▶
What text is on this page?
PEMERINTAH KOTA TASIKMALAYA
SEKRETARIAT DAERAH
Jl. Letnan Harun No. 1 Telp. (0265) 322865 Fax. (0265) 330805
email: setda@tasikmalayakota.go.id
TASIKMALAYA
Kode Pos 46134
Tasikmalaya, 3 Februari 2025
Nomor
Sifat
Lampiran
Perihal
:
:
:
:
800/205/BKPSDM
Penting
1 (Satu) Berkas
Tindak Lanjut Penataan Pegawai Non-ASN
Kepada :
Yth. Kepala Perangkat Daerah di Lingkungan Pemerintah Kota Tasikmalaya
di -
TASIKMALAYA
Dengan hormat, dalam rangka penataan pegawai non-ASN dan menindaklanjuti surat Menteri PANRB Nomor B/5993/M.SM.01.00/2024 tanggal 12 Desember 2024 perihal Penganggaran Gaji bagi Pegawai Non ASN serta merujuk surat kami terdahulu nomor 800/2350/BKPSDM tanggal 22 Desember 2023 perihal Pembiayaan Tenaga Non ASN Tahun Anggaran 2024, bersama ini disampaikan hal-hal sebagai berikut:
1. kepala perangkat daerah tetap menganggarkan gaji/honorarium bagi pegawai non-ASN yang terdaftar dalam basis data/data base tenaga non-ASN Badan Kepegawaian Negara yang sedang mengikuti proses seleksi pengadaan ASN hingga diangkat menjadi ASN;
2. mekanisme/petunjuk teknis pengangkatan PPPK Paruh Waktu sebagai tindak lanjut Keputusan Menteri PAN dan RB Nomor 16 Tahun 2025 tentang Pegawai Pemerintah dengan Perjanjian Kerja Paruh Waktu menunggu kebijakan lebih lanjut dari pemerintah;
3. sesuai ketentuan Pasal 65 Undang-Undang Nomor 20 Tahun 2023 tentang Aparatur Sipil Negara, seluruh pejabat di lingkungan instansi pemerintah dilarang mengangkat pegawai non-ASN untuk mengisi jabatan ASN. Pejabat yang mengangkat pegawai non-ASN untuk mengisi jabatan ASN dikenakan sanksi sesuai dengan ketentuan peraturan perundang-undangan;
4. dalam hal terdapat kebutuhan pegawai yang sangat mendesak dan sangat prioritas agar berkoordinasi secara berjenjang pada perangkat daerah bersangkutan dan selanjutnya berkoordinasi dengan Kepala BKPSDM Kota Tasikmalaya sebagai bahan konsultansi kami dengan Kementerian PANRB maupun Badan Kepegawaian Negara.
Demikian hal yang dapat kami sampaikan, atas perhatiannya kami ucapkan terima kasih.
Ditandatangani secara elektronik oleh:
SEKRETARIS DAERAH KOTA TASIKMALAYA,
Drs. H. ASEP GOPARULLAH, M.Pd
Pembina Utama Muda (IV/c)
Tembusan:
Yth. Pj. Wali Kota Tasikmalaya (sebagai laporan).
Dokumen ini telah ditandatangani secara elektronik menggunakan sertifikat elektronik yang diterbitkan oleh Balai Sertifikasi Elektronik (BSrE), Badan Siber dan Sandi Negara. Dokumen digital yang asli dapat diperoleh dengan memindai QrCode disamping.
◀
Take every line containing the word "elektronik" and copy it.

> OUTPUT OF THE EXERCISE
Ditandatangani secara elektronik oleh:
Dokumen ini telah ditandatangani secara elektronik menggunakan sertifikat elektronik yang diterbitkan oleh Balai Sertifikasi Elektronik (BSrE), Badan Siber dan Sandi Negara. Dokumen digital yang asli dapat diperoleh dengan memindai QrCode disamping.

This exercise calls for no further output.